-- Short exercise --
Pick out each line in the material below that contains the string "Cycle", and copy those lines in full.

-- Records shown --

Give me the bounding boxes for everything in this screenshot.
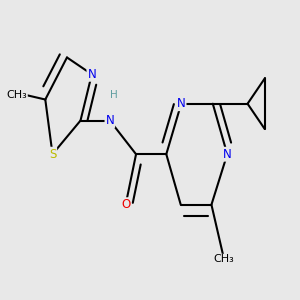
--
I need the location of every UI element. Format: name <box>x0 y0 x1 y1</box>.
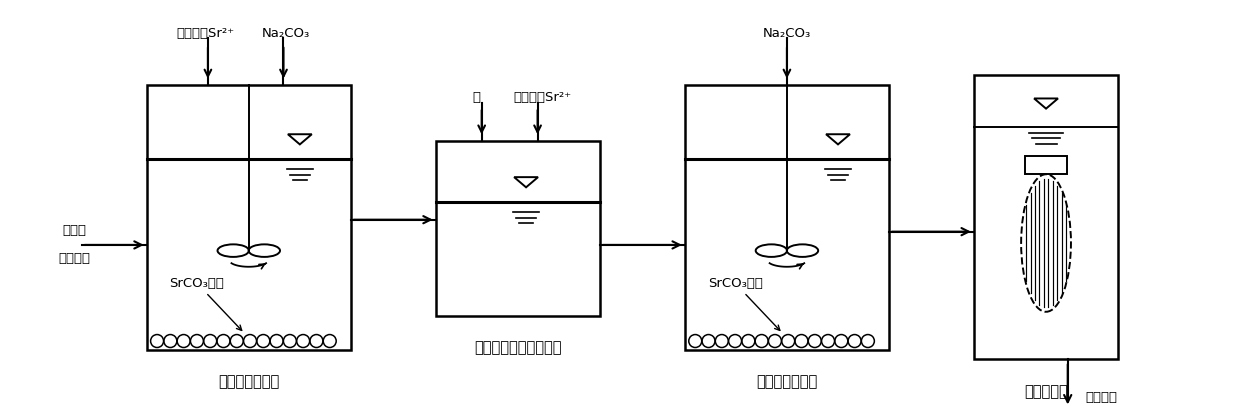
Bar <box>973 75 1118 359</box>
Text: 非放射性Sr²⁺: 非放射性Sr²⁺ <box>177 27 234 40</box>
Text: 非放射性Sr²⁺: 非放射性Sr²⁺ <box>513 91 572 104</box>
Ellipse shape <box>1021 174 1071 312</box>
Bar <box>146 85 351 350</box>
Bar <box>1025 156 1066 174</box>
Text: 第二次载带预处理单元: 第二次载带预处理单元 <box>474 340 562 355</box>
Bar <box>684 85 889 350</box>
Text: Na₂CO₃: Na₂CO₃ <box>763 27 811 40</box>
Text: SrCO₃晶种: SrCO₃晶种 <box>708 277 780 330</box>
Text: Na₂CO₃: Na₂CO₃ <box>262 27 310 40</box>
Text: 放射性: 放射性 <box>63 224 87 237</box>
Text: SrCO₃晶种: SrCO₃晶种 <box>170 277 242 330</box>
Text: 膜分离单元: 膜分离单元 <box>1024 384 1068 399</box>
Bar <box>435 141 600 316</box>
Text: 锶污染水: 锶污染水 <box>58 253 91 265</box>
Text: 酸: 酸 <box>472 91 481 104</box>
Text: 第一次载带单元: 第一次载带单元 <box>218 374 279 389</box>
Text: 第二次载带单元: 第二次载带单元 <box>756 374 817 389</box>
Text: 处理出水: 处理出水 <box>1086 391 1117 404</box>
---
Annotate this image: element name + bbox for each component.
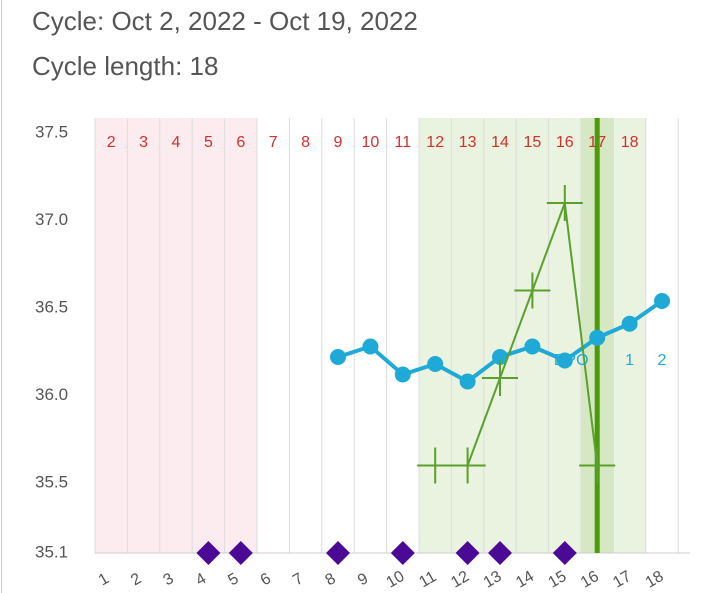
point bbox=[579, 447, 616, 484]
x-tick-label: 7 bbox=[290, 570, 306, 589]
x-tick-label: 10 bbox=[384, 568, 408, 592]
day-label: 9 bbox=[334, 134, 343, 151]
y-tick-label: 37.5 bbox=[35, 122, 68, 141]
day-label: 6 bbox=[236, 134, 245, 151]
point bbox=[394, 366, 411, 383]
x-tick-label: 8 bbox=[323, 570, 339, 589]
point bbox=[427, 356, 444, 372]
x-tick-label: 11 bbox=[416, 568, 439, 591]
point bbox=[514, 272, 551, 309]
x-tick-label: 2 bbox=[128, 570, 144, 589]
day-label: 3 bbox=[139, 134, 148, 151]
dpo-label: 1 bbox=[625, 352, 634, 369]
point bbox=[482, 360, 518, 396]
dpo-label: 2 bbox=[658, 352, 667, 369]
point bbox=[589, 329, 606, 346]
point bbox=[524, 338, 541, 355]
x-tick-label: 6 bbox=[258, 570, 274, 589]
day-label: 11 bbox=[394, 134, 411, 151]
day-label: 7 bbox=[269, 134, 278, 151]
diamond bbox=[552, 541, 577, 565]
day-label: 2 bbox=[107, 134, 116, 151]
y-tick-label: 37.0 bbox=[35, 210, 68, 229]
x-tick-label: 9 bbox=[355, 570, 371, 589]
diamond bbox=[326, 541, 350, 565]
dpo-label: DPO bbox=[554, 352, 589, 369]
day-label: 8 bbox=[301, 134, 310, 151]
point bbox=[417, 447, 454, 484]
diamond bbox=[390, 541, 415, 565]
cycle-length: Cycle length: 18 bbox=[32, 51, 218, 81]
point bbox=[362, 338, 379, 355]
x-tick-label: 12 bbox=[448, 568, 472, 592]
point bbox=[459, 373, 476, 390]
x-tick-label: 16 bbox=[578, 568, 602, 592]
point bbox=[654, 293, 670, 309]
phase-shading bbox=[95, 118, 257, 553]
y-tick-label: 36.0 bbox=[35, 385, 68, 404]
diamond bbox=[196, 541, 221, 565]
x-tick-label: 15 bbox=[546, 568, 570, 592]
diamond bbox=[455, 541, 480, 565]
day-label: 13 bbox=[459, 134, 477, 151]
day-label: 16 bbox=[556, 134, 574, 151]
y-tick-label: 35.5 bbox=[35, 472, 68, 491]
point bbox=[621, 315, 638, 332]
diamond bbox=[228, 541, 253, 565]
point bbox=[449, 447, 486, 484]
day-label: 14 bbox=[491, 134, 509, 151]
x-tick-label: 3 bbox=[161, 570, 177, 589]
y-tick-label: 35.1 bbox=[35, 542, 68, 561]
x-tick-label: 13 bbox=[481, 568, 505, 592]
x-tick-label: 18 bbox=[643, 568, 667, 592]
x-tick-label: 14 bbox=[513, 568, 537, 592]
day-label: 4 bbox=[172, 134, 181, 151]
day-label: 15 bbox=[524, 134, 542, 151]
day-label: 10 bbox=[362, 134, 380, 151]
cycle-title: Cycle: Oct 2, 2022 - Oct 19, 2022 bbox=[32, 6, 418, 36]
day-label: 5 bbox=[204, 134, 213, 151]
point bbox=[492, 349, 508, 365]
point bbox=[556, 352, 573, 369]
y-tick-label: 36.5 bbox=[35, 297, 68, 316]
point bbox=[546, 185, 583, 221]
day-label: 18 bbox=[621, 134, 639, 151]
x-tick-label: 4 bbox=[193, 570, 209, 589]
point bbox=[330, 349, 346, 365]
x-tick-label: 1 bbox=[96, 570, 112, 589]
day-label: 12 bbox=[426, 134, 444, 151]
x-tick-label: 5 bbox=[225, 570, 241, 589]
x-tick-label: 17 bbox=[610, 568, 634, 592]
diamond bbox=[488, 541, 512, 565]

-- Response to the task --
cycle-length: Cycle length: 18 bbox=[32, 51, 218, 81]
cycle-title: Cycle: Oct 2, 2022 - Oct 19, 2022 bbox=[32, 6, 418, 36]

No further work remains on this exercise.